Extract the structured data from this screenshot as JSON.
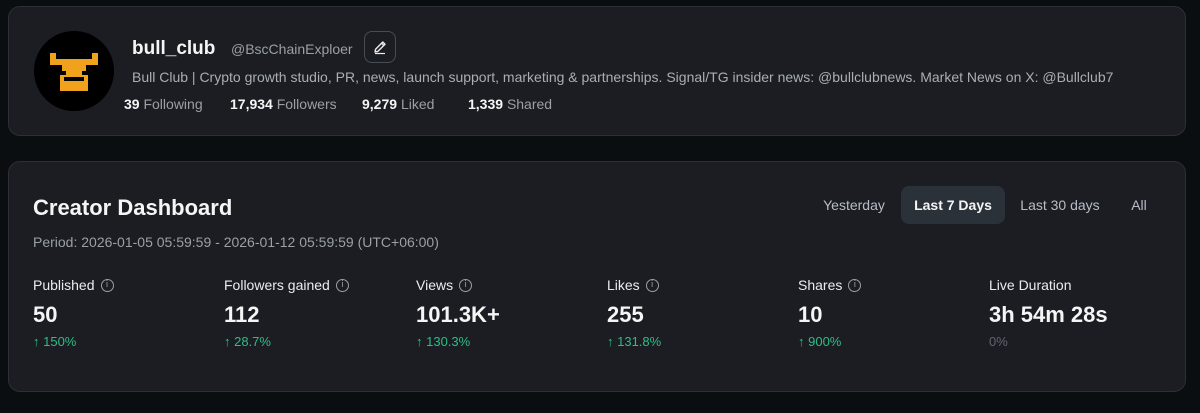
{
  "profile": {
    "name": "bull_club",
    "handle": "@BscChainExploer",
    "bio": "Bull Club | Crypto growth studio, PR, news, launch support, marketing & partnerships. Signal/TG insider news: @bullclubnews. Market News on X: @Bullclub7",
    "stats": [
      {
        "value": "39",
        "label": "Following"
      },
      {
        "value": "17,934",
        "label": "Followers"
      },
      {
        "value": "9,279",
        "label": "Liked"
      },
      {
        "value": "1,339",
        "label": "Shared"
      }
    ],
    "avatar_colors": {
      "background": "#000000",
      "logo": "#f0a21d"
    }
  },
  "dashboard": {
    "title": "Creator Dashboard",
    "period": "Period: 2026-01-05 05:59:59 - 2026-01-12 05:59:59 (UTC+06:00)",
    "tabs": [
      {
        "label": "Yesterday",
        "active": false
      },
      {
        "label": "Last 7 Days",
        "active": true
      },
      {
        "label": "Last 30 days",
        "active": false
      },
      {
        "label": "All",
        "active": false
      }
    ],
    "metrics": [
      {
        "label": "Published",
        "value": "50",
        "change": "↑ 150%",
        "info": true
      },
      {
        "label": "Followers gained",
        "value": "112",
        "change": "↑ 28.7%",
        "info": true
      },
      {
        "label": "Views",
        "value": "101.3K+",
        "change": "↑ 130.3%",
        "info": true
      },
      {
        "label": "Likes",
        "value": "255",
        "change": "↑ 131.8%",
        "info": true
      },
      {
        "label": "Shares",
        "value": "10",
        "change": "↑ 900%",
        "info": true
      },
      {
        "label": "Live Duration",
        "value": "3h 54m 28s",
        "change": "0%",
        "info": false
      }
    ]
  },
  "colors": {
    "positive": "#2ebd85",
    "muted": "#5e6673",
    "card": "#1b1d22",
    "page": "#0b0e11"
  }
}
---
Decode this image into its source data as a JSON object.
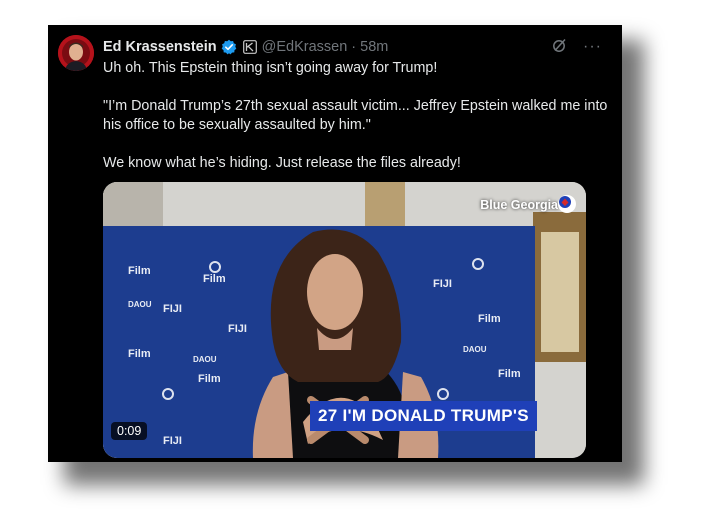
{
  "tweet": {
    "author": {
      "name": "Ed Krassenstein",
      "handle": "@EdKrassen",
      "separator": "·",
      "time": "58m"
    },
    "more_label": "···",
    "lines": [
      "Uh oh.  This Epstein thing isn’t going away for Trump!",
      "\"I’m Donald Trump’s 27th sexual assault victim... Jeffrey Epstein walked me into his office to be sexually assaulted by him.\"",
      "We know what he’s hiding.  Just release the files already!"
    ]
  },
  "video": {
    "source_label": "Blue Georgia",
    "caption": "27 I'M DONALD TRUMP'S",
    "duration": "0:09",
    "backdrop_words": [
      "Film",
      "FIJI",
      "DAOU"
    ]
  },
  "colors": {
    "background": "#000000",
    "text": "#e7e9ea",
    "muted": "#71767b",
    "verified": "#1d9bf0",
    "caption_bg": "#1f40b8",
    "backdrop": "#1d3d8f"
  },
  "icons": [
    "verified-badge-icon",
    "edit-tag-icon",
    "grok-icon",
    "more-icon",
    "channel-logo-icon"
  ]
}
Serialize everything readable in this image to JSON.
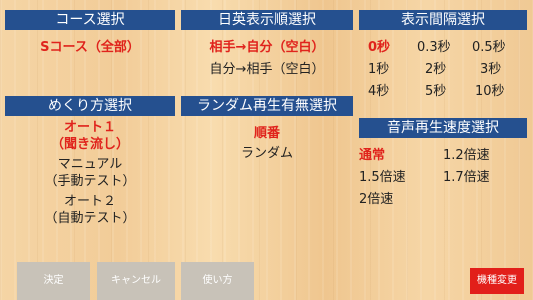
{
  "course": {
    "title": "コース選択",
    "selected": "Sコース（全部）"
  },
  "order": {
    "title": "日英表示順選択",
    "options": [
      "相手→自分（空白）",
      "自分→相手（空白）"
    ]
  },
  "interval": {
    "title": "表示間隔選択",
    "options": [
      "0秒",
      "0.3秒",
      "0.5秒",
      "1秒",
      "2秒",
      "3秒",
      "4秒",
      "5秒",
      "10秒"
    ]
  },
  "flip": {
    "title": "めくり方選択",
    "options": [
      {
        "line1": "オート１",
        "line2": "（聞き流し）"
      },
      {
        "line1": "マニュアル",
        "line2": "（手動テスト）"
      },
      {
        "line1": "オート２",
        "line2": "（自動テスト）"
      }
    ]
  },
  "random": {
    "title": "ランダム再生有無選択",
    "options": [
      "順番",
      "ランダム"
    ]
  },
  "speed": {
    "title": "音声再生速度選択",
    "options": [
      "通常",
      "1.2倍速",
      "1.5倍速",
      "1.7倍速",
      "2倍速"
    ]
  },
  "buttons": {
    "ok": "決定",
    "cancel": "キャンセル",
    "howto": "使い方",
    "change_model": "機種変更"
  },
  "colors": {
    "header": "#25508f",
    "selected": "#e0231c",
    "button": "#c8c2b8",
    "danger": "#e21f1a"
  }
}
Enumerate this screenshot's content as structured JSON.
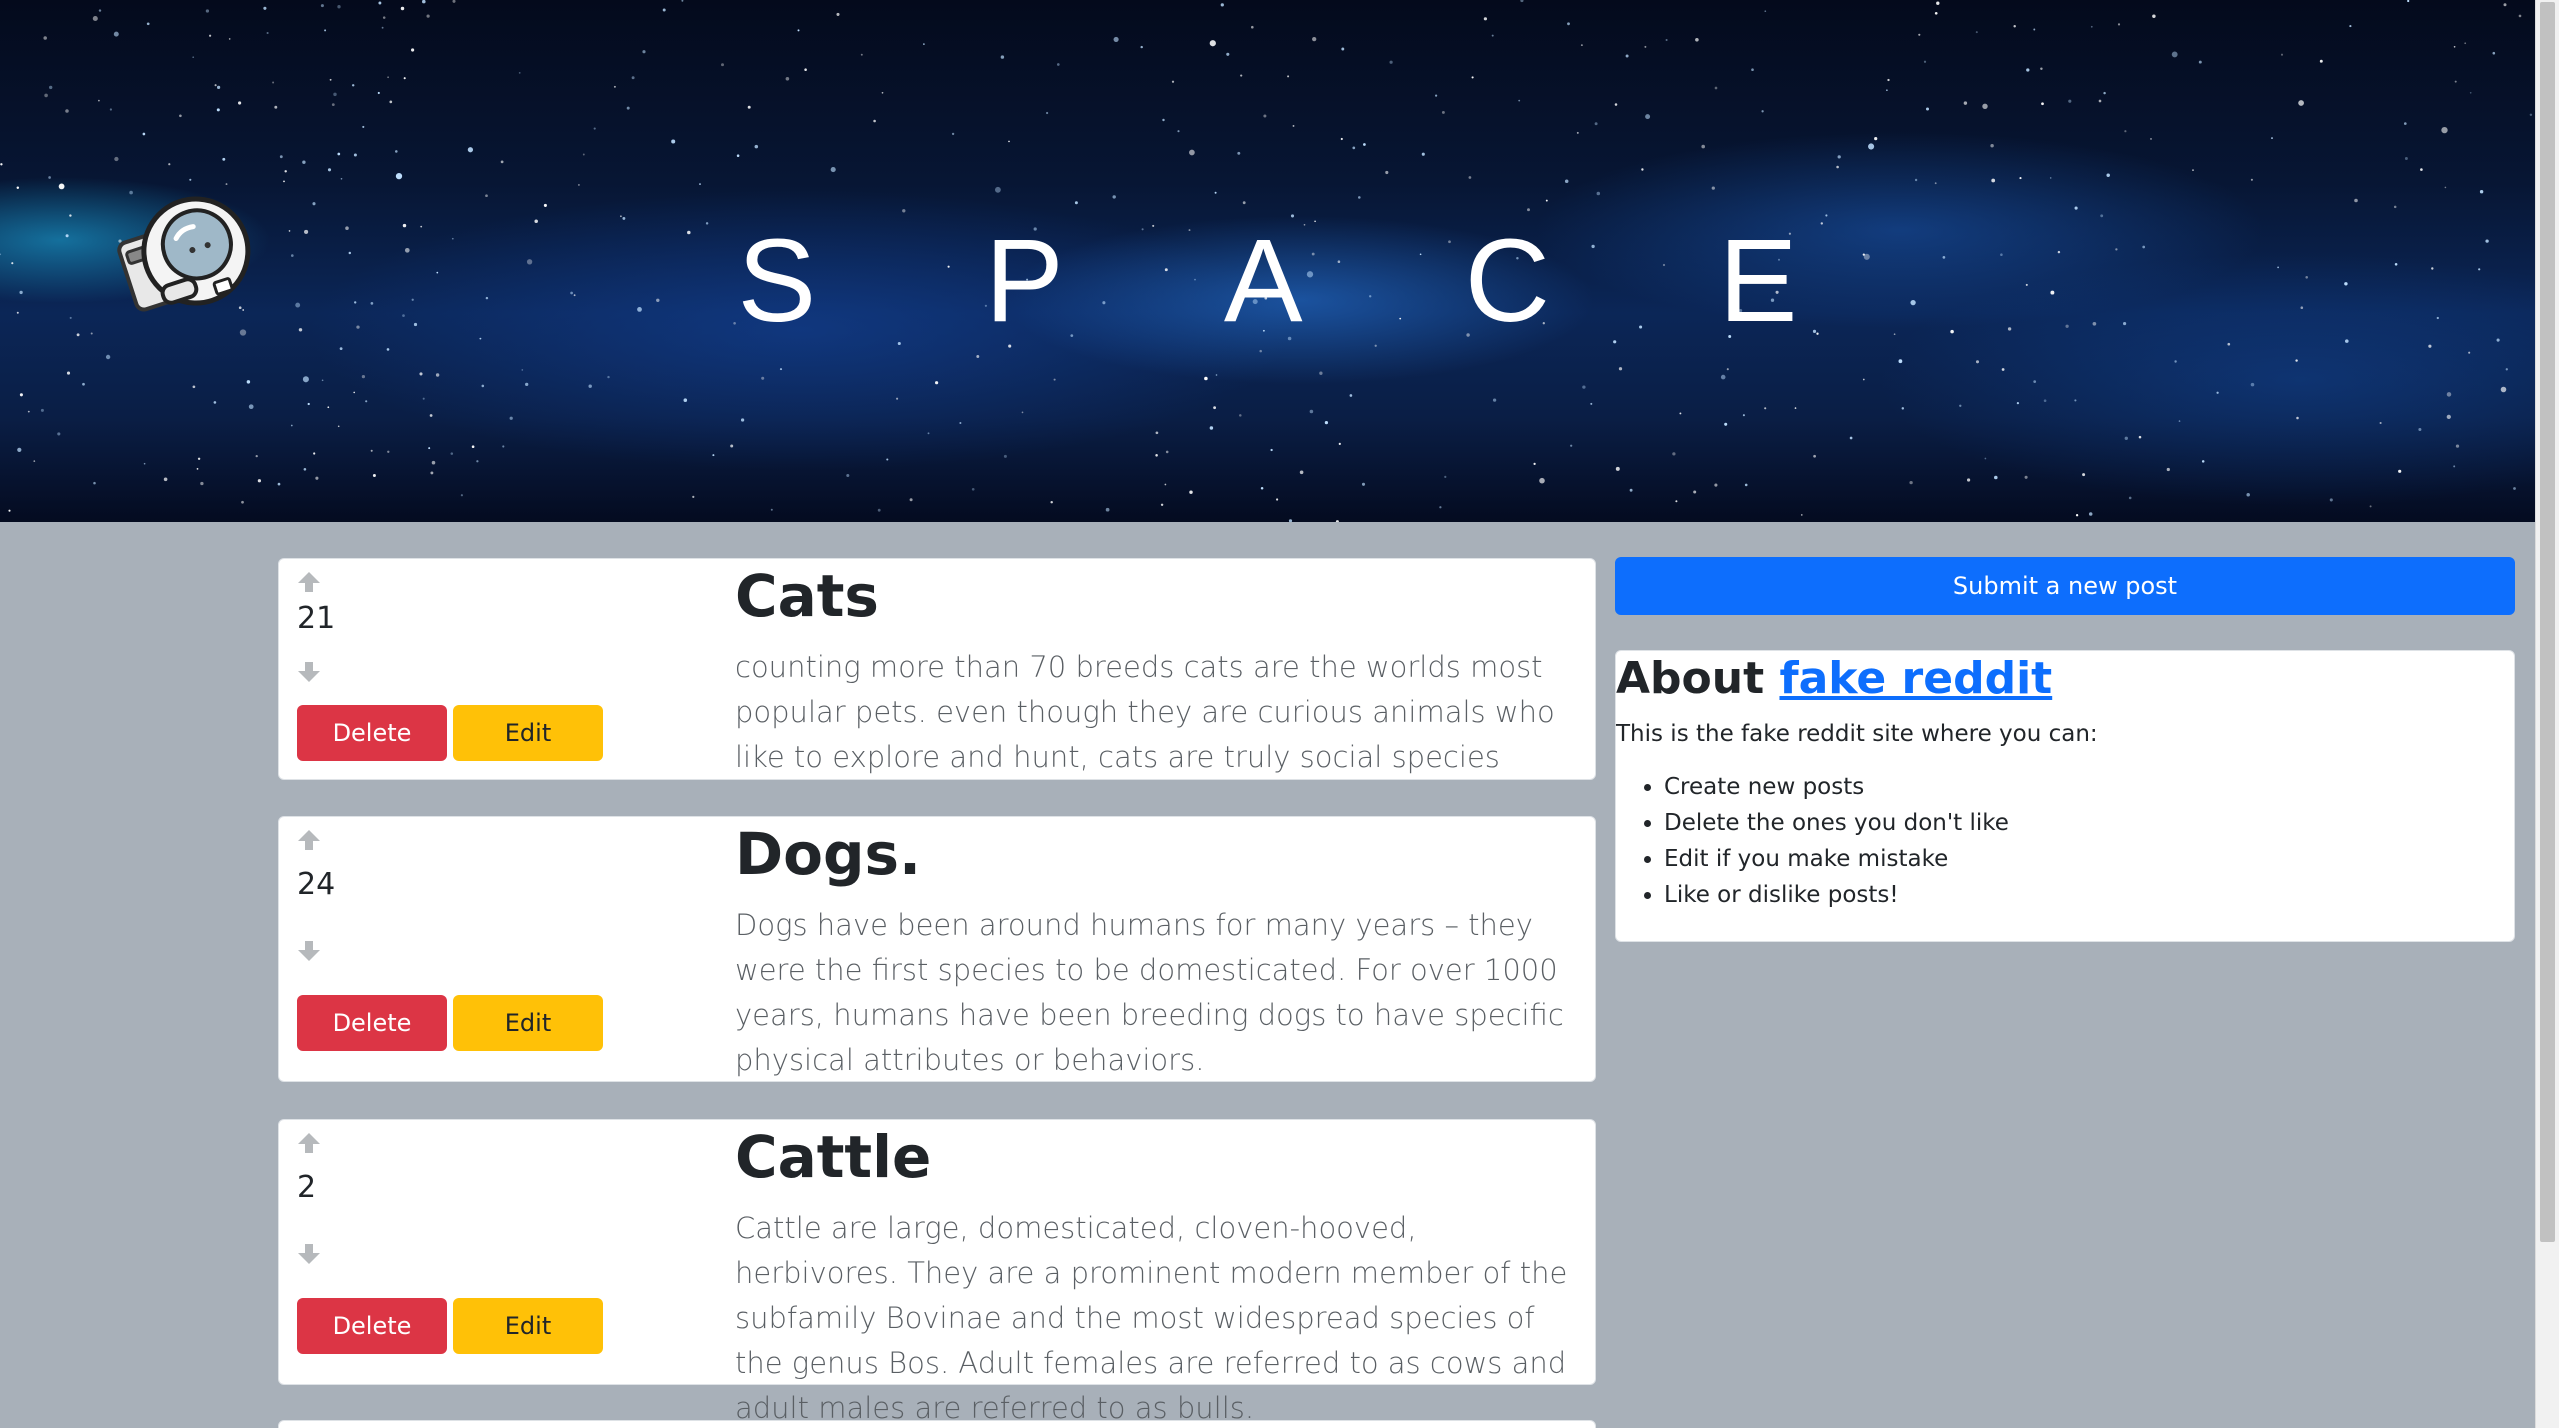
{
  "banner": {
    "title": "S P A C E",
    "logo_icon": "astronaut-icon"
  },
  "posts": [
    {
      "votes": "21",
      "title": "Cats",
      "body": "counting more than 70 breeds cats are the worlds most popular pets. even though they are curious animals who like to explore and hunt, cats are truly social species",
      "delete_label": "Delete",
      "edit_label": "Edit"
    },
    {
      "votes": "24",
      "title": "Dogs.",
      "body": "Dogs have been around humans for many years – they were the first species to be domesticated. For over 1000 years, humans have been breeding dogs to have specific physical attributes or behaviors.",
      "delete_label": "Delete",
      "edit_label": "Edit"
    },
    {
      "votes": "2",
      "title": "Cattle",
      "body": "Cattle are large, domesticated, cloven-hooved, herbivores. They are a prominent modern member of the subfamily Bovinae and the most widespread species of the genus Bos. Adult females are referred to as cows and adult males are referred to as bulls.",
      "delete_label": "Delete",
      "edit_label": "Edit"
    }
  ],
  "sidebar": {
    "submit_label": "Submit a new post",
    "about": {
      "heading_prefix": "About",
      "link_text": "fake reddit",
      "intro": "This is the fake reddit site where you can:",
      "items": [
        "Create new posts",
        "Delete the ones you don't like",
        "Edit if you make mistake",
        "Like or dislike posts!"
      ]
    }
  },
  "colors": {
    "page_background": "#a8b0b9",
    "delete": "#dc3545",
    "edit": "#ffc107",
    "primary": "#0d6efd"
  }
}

» **The task**: The word "body" may appear on some lines. Report how many lines hold it, giving the number alone.

» **Task solution**: 3